Stored items
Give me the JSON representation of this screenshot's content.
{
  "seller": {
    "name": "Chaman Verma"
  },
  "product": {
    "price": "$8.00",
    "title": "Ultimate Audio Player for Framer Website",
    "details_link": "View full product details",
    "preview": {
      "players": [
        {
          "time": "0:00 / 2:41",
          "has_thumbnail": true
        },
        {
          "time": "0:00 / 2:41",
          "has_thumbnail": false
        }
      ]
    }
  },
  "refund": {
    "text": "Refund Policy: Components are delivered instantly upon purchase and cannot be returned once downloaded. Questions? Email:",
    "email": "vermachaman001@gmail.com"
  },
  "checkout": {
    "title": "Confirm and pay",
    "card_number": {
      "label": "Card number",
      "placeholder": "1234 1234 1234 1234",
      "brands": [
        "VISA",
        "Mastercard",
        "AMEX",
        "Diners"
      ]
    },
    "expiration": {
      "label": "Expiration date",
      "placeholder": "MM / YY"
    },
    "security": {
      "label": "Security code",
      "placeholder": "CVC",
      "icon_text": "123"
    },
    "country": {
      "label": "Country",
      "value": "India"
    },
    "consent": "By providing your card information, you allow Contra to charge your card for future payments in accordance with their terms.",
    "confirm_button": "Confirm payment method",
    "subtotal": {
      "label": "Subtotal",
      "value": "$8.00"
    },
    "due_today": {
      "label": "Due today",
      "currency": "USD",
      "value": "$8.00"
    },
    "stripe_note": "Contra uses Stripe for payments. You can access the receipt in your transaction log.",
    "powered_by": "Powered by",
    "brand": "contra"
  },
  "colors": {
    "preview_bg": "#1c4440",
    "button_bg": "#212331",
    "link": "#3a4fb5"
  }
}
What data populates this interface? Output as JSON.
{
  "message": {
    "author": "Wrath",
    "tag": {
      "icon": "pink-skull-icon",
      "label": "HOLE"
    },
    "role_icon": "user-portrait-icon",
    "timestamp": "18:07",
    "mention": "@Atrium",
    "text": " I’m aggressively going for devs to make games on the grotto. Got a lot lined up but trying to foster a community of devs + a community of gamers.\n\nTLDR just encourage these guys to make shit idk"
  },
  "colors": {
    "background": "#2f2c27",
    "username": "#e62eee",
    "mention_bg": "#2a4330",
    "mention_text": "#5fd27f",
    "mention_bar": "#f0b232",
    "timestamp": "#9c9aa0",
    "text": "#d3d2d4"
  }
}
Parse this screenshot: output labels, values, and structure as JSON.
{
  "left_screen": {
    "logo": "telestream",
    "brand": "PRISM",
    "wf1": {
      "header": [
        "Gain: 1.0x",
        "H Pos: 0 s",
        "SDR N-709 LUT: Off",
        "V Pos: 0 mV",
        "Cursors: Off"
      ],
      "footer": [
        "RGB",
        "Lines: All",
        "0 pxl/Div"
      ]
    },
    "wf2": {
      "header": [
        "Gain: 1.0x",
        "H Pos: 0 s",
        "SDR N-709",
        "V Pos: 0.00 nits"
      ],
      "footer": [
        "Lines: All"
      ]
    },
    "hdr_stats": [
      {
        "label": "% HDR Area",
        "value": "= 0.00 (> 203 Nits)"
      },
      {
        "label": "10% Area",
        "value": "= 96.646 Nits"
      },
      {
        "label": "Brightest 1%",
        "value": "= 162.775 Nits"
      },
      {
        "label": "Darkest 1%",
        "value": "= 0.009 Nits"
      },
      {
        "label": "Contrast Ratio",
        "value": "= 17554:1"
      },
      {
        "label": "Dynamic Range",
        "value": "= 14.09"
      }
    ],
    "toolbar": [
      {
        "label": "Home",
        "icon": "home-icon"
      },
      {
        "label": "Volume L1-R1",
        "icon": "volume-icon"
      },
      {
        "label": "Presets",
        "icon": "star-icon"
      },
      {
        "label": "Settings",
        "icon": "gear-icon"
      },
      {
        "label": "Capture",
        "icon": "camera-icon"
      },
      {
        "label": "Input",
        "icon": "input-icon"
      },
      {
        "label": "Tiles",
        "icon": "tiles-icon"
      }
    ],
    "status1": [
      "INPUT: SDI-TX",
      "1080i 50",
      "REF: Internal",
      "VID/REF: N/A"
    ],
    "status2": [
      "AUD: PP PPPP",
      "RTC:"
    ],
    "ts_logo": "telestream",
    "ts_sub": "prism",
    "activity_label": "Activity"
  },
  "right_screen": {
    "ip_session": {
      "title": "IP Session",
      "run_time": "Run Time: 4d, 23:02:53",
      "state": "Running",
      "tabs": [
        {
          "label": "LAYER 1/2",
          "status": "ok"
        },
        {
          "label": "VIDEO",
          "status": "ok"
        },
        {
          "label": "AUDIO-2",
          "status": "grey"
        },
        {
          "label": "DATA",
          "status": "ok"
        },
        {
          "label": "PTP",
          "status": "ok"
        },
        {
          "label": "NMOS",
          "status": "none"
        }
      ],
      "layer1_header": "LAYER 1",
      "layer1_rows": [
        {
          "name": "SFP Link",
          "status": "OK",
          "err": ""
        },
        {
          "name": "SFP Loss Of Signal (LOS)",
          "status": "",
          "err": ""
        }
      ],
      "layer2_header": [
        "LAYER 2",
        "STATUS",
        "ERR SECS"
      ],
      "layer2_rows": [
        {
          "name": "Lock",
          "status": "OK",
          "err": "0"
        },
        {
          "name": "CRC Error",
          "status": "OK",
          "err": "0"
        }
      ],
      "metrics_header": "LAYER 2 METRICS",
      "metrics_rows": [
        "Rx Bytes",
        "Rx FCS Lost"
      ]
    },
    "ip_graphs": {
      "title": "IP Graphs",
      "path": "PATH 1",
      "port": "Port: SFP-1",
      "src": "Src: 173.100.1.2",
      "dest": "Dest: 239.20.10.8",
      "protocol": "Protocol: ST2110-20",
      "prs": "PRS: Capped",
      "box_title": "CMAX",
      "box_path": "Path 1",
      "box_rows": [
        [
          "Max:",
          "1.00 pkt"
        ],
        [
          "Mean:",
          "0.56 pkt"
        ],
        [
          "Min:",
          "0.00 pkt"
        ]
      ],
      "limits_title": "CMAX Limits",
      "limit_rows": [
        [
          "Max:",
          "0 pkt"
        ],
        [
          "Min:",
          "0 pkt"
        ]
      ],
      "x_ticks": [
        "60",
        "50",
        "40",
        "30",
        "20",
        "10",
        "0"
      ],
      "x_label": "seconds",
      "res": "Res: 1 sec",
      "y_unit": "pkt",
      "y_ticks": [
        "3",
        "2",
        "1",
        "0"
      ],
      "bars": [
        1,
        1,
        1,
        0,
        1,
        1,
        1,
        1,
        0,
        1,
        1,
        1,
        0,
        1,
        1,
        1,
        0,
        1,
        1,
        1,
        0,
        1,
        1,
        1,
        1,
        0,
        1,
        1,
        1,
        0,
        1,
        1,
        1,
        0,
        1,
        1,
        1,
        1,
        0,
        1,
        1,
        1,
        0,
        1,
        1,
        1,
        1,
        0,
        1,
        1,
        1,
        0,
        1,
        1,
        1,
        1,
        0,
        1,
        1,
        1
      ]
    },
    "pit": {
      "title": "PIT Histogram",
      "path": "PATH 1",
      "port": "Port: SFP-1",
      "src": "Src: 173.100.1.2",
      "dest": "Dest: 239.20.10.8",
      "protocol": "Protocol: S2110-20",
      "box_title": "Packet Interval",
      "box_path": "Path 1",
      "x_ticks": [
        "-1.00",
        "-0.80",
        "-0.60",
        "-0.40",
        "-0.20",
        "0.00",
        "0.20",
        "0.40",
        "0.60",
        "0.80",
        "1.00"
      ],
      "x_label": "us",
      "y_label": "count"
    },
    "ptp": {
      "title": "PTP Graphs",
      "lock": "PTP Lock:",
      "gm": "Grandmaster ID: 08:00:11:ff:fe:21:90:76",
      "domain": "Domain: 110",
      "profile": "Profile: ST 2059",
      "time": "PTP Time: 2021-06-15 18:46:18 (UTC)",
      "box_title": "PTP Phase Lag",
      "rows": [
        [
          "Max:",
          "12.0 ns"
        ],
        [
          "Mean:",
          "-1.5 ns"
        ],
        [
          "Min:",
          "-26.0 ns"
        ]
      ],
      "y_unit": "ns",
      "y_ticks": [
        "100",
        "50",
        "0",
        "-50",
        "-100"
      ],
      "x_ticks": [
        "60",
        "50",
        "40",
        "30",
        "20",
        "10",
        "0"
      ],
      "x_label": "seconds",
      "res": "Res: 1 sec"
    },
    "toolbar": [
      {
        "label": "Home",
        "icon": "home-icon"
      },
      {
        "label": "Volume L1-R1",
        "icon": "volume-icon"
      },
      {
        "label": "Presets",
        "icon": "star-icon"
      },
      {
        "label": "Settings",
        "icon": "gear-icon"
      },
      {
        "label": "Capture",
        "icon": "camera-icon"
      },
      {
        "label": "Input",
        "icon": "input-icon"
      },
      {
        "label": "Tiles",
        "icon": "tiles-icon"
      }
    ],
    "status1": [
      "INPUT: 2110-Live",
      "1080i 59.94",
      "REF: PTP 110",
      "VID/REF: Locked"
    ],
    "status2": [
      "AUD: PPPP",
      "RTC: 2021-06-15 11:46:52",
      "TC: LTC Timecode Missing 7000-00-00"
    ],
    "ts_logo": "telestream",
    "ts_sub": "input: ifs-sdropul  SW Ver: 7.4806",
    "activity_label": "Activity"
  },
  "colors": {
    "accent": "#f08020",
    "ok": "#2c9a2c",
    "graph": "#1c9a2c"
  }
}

**PROBLEM STATEMENT**
Filter the records, keeping only lines that contain "your", and show those lines.

**RESPONSE TO THIS EXERCISE**
    "consent": "By providing your card information, you allow Contra to charge your card for future payments in accordance with their terms.",
    "stripe_note": "Contra uses Stripe for payments. You can access the receipt in your transaction log.",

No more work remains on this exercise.